- **EXERCISE GOAL**
Check every line below for the word "England" and show those that hold it.

==== SUPPLIED INFORMATION ====

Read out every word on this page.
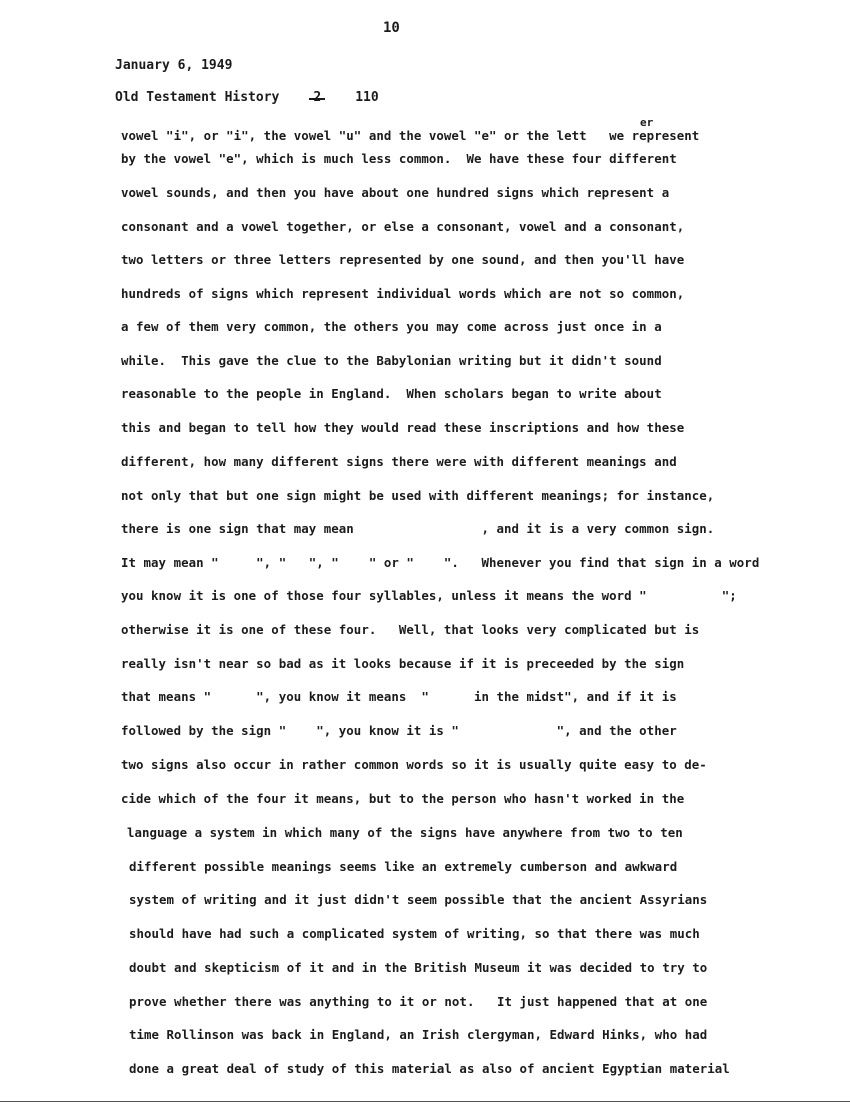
10
January 6, 1949
Old Testament History	2	110
er
vowel "i", or "i", the vowel "u" and the vowel "e" or the lett   we represent
by the vowel "e", which is much less common.  We have these four different
vowel sounds, and then you have about one hundred signs which represent a
consonant and a vowel together, or else a consonant, vowel and a consonant,
two letters or three letters represented by one sound, and then you'll have
hundreds of signs which represent individual words which are not so common,
a few of them very common, the others you may come across just once in a
while.  This gave the clue to the Babylonian writing but it didn't sound
reasonable to the people in England.  When scholars began to write about
this and began to tell how they would read these inscriptions and how these
different, how many different signs there were with different meanings and
not only that but one sign might be used with different meanings; for instance,
there is one sign that may mean                 , and it is a very common sign.
It may mean "     ", "   ", "    " or "    ".   Whenever you find that sign in a word
you know it is one of those four syllables, unless it means the word "          ";
otherwise it is one of these four.   Well, that looks very complicated but is
really isn't near so bad as it looks because if it is preceeded by the sign
that means "      ", you know it means  "      in the midst", and if it is
followed by the sign "    ", you know it is "             ", and the other
two signs also occur in rather common words so it is usually quite easy to de-
cide which of the four it means, but to the person who hasn't worked in the
language a system in which many of the signs have anywhere from two to ten
different possible meanings seems like an extremely cumberson and awkward
system of writing and it just didn't seem possible that the ancient Assyrians
should have had such a complicated system of writing, so that there was much
doubt and skepticism of it and in the British Museum it was decided to try to
prove whether there was anything to it or not.   It just happened that at one
time Rollinson was back in England, an Irish clergyman, Edward Hinks, who had
done a great deal of study of this material as also of ancient Egyptian material
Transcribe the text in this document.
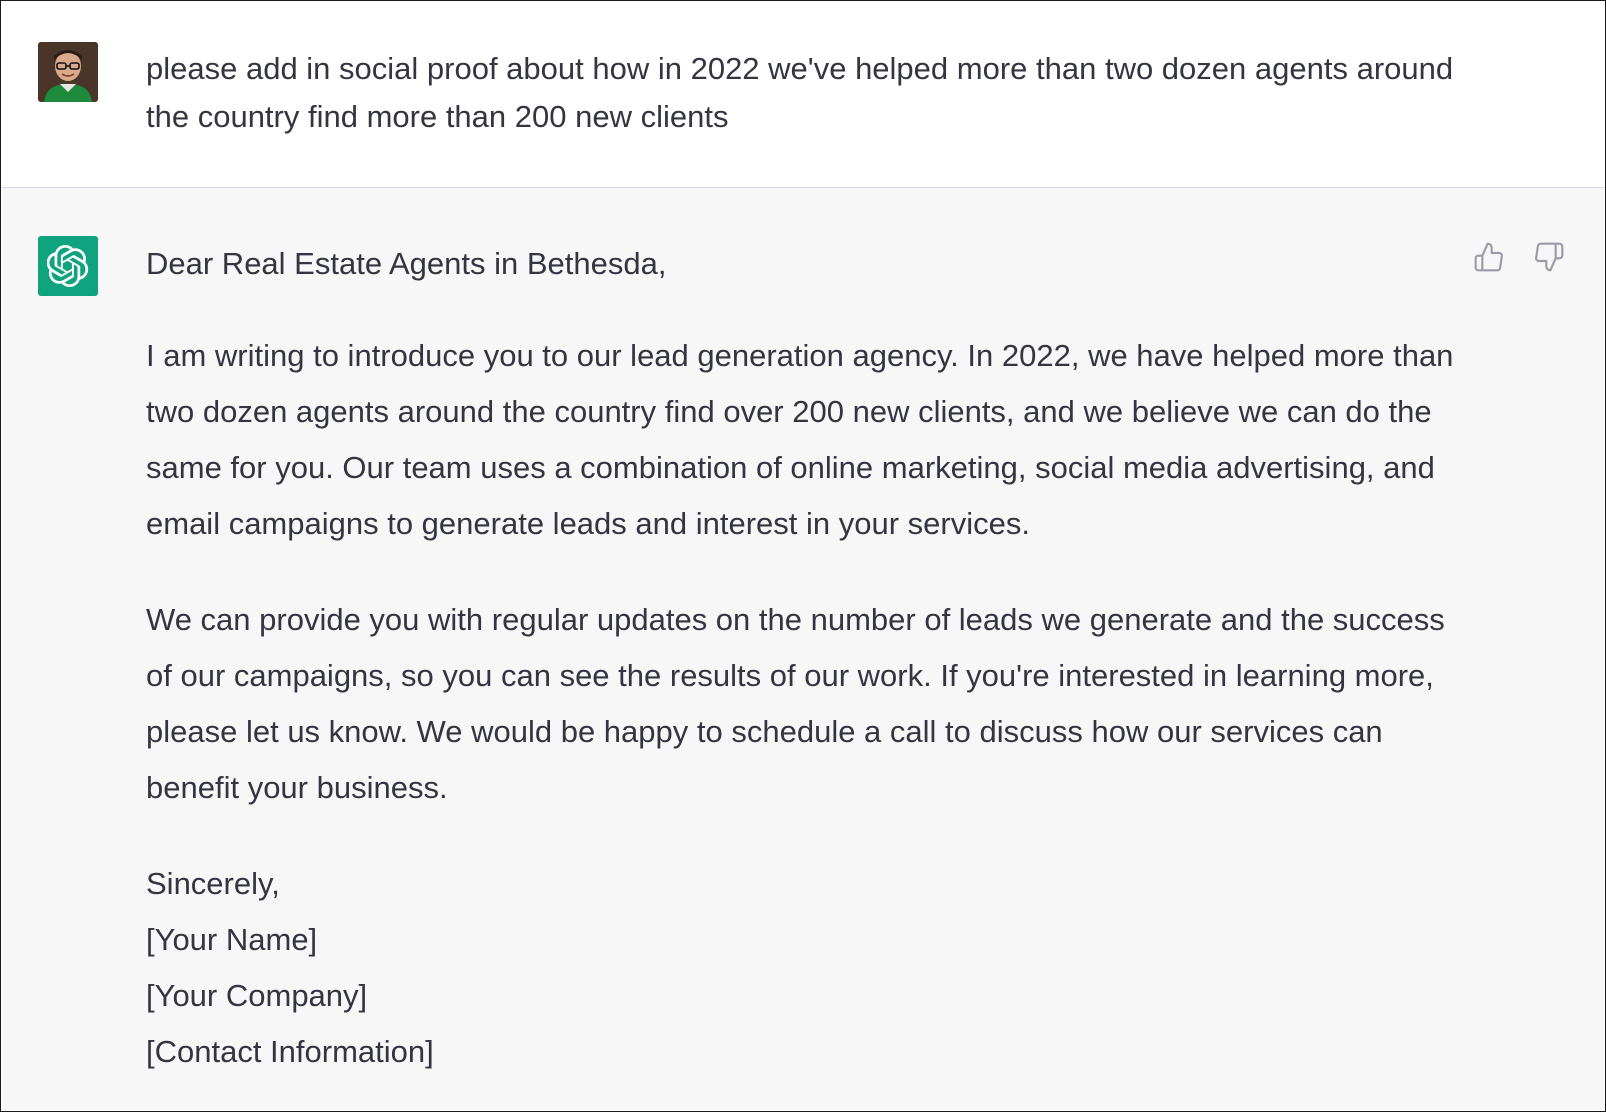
please add in social proof about how in 2022 we've helped more than two dozen agents around the country find more than 200 new clients

Dear Real Estate Agents in Bethesda,

I am writing to introduce you to our lead generation agency. In 2022, we have helped more than two dozen agents around the country find over 200 new clients, and we believe we can do the same for you. Our team uses a combination of online marketing, social media advertising, and email campaigns to generate leads and interest in your services.

We can provide you with regular updates on the number of leads we generate and the success of our campaigns, so you can see the results of our work. If you're interested in learning more, please let us know. We would be happy to schedule a call to discuss how our services can benefit your business.

Sincerely,
[Your Name]
[Your Company]
[Contact Information]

====

- **RESULT**
reasonable to the people in England.  When scholars began to write about
time Rollinson was back in England, an Irish clergyman, Edward Hinks, who had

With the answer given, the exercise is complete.